# Start of Records supplied

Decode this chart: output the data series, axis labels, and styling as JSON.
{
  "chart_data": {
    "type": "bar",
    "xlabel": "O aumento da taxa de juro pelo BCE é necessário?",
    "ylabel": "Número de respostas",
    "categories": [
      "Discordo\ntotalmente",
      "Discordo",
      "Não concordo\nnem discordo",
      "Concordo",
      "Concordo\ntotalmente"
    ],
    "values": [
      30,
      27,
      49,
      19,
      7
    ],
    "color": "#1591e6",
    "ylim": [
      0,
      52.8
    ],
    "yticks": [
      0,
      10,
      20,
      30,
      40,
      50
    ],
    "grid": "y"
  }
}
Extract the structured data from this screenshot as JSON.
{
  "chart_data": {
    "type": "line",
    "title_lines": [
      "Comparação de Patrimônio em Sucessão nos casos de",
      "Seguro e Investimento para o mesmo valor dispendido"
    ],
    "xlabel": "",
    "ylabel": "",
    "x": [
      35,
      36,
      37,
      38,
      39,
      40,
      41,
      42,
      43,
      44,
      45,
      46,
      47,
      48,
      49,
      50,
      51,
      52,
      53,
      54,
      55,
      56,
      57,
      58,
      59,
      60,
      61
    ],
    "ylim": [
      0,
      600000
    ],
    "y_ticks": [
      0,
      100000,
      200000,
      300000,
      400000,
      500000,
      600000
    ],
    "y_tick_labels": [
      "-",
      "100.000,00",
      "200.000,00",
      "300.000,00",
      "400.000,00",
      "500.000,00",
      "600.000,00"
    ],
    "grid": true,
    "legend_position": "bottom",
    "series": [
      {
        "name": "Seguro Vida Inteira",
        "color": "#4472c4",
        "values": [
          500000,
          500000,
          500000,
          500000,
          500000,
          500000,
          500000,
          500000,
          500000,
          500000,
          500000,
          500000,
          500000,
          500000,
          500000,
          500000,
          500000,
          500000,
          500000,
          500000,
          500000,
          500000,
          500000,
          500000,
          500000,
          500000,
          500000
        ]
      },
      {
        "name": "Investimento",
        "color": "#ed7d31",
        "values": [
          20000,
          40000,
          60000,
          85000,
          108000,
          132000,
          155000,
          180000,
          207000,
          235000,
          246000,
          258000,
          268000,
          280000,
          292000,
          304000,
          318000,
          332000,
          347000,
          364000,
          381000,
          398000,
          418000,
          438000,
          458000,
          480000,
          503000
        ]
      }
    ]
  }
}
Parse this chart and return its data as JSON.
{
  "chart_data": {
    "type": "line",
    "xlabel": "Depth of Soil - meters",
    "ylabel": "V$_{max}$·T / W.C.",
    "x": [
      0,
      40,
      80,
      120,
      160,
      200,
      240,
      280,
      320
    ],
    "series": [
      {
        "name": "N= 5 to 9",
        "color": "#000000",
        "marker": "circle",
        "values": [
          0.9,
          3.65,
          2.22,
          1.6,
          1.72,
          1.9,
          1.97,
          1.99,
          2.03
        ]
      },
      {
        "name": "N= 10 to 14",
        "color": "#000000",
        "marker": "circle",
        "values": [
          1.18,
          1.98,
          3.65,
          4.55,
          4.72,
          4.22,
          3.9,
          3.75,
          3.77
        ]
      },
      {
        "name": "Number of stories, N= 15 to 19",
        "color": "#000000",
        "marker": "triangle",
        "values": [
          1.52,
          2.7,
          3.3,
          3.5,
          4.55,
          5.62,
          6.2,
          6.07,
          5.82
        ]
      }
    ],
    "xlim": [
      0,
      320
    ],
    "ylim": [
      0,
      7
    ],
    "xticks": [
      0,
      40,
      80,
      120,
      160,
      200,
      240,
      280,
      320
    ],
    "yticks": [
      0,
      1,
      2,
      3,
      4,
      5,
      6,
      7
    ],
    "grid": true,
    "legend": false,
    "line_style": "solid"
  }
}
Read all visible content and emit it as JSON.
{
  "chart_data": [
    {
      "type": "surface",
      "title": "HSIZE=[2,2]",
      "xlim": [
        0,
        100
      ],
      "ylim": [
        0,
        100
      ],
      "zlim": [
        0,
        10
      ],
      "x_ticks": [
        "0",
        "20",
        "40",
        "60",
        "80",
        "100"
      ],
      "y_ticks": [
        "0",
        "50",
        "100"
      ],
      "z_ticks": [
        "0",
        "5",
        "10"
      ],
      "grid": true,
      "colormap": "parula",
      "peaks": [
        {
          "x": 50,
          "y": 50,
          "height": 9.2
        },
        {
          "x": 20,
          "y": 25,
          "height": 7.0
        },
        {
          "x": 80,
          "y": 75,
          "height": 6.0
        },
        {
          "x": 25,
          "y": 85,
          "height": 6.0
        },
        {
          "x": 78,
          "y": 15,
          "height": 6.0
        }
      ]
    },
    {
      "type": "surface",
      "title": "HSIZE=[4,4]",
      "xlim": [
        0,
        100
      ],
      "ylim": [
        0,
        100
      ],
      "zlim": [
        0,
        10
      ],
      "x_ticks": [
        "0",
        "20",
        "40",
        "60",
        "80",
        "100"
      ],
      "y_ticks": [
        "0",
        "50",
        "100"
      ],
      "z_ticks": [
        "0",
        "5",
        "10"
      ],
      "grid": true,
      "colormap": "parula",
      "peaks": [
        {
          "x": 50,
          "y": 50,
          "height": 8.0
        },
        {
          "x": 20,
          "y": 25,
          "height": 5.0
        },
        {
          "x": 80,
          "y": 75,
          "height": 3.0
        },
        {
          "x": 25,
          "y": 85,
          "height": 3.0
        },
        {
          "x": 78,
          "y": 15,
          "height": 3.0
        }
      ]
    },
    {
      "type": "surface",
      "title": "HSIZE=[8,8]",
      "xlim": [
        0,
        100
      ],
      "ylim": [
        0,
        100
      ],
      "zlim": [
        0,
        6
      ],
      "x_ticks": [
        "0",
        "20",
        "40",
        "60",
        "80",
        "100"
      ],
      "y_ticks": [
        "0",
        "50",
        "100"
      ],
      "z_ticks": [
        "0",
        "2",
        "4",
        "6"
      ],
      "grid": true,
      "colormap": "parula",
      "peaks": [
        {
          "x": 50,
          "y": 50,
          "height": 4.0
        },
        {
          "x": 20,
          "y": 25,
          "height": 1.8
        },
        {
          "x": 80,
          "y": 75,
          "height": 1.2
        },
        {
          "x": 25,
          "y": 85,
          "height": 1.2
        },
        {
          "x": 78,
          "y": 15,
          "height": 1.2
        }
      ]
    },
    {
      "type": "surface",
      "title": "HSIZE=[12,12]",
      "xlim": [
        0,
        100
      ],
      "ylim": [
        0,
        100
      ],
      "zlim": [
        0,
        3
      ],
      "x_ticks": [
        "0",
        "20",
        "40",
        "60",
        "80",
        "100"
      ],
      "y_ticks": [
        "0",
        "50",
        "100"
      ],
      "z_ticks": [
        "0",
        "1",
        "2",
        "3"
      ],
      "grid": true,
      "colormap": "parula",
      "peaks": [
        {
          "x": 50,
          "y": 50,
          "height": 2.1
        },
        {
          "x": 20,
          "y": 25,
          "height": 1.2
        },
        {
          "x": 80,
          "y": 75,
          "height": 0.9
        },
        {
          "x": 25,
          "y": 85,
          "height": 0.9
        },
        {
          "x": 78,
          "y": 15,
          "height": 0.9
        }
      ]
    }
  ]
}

# End of Records supplied

Return the whole listing exactly, with every line included.

Decode this chart: output the data series, axis labels, and styling as JSON.
{
  "chart_data": {
    "type": "bar",
    "xlabel": "O aumento da taxa de juro pelo BCE é necessário?",
    "ylabel": "Número de respostas",
    "categories": [
      "Discordo\ntotalmente",
      "Discordo",
      "Não concordo\nnem discordo",
      "Concordo",
      "Concordo\ntotalmente"
    ],
    "values": [
      30,
      27,
      49,
      19,
      7
    ],
    "color": "#1591e6",
    "ylim": [
      0,
      52.8
    ],
    "yticks": [
      0,
      10,
      20,
      30,
      40,
      50
    ],
    "grid": "y"
  }
}
Extract the structured data from this screenshot as JSON.
{
  "chart_data": {
    "type": "line",
    "title_lines": [
      "Comparação de Patrimônio em Sucessão nos casos de",
      "Seguro e Investimento para o mesmo valor dispendido"
    ],
    "xlabel": "",
    "ylabel": "",
    "x": [
      35,
      36,
      37,
      38,
      39,
      40,
      41,
      42,
      43,
      44,
      45,
      46,
      47,
      48,
      49,
      50,
      51,
      52,
      53,
      54,
      55,
      56,
      57,
      58,
      59,
      60,
      61
    ],
    "ylim": [
      0,
      600000
    ],
    "y_ticks": [
      0,
      100000,
      200000,
      300000,
      400000,
      500000,
      600000
    ],
    "y_tick_labels": [
      "-",
      "100.000,00",
      "200.000,00",
      "300.000,00",
      "400.000,00",
      "500.000,00",
      "600.000,00"
    ],
    "grid": true,
    "legend_position": "bottom",
    "series": [
      {
        "name": "Seguro Vida Inteira",
        "color": "#4472c4",
        "values": [
          500000,
          500000,
          500000,
          500000,
          500000,
          500000,
          500000,
          500000,
          500000,
          500000,
          500000,
          500000,
          500000,
          500000,
          500000,
          500000,
          500000,
          500000,
          500000,
          500000,
          500000,
          500000,
          500000,
          500000,
          500000,
          500000,
          500000
        ]
      },
      {
        "name": "Investimento",
        "color": "#ed7d31",
        "values": [
          20000,
          40000,
          60000,
          85000,
          108000,
          132000,
          155000,
          180000,
          207000,
          235000,
          246000,
          258000,
          268000,
          280000,
          292000,
          304000,
          318000,
          332000,
          347000,
          364000,
          381000,
          398000,
          418000,
          438000,
          458000,
          480000,
          503000
        ]
      }
    ]
  }
}
Parse this chart and return its data as JSON.
{
  "chart_data": {
    "type": "line",
    "xlabel": "Depth of Soil - meters",
    "ylabel": "V$_{max}$·T / W.C.",
    "x": [
      0,
      40,
      80,
      120,
      160,
      200,
      240,
      280,
      320
    ],
    "series": [
      {
        "name": "N= 5 to 9",
        "color": "#000000",
        "marker": "circle",
        "values": [
          0.9,
          3.65,
          2.22,
          1.6,
          1.72,
          1.9,
          1.97,
          1.99,
          2.03
        ]
      },
      {
        "name": "N= 10 to 14",
        "color": "#000000",
        "marker": "circle",
        "values": [
          1.18,
          1.98,
          3.65,
          4.55,
          4.72,
          4.22,
          3.9,
          3.75,
          3.77
        ]
      },
      {
        "name": "Number of stories, N= 15 to 19",
        "color": "#000000",
        "marker": "triangle",
        "values": [
          1.52,
          2.7,
          3.3,
          3.5,
          4.55,
          5.62,
          6.2,
          6.07,
          5.82
        ]
      }
    ],
    "xlim": [
      0,
      320
    ],
    "ylim": [
      0,
      7
    ],
    "xticks": [
      0,
      40,
      80,
      120,
      160,
      200,
      240,
      280,
      320
    ],
    "yticks": [
      0,
      1,
      2,
      3,
      4,
      5,
      6,
      7
    ],
    "grid": true,
    "legend": false,
    "line_style": "solid"
  }
}
Read all visible content and emit it as JSON.
{
  "chart_data": [
    {
      "type": "surface",
      "title": "HSIZE=[2,2]",
      "xlim": [
        0,
        100
      ],
      "ylim": [
        0,
        100
      ],
      "zlim": [
        0,
        10
      ],
      "x_ticks": [
        "0",
        "20",
        "40",
        "60",
        "80",
        "100"
      ],
      "y_ticks": [
        "0",
        "50",
        "100"
      ],
      "z_ticks": [
        "0",
        "5",
        "10"
      ],
      "grid": true,
      "colormap": "parula",
      "peaks": [
        {
          "x": 50,
          "y": 50,
          "height": 9.2
        },
        {
          "x": 20,
          "y": 25,
          "height": 7.0
        },
        {
          "x": 80,
          "y": 75,
          "height": 6.0
        },
        {
          "x": 25,
          "y": 85,
          "height": 6.0
        },
        {
          "x": 78,
          "y": 15,
          "height": 6.0
        }
      ]
    },
    {
      "type": "surface",
      "title": "HSIZE=[4,4]",
      "xlim": [
        0,
        100
      ],
      "ylim": [
        0,
        100
      ],
      "zlim": [
        0,
        10
      ],
      "x_ticks": [
        "0",
        "20",
        "40",
        "60",
        "80",
        "100"
      ],
      "y_ticks": [
        "0",
        "50",
        "100"
      ],
      "z_ticks": [
        "0",
        "5",
        "10"
      ],
      "grid": true,
      "colormap": "parula",
      "peaks": [
        {
          "x": 50,
          "y": 50,
          "height": 8.0
        },
        {
          "x": 20,
          "y": 25,
          "height": 5.0
        },
        {
          "x": 80,
          "y": 75,
          "height": 3.0
        },
        {
          "x": 25,
          "y": 85,
          "height": 3.0
        },
        {
          "x": 78,
          "y": 15,
          "height": 3.0
        }
      ]
    },
    {
      "type": "surface",
      "title": "HSIZE=[8,8]",
      "xlim": [
        0,
        100
      ],
      "ylim": [
        0,
        100
      ],
      "zlim": [
        0,
        6
      ],
      "x_ticks": [
        "0",
        "20",
        "40",
        "60",
        "80",
        "100"
      ],
      "y_ticks": [
        "0",
        "50",
        "100"
      ],
      "z_ticks": [
        "0",
        "2",
        "4",
        "6"
      ],
      "grid": true,
      "colormap": "parula",
      "peaks": [
        {
          "x": 50,
          "y": 50,
          "height": 4.0
        },
        {
          "x": 20,
          "y": 25,
          "height": 1.8
        },
        {
          "x": 80,
          "y": 75,
          "height": 1.2
        },
        {
          "x": 25,
          "y": 85,
          "height": 1.2
        },
        {
          "x": 78,
          "y": 15,
          "height": 1.2
        }
      ]
    },
    {
      "type": "surface",
      "title": "HSIZE=[12,12]",
      "xlim": [
        0,
        100
      ],
      "ylim": [
        0,
        100
      ],
      "zlim": [
        0,
        3
      ],
      "x_ticks": [
        "0",
        "20",
        "40",
        "60",
        "80",
        "100"
      ],
      "y_ticks": [
        "0",
        "50",
        "100"
      ],
      "z_ticks": [
        "0",
        "1",
        "2",
        "3"
      ],
      "grid": true,
      "colormap": "parula",
      "peaks": [
        {
          "x": 50,
          "y": 50,
          "height": 2.1
        },
        {
          "x": 20,
          "y": 25,
          "height": 1.2
        },
        {
          "x": 80,
          "y": 75,
          "height": 0.9
        },
        {
          "x": 25,
          "y": 85,
          "height": 0.9
        },
        {
          "x": 78,
          "y": 15,
          "height": 0.9
        }
      ]
    }
  ]
}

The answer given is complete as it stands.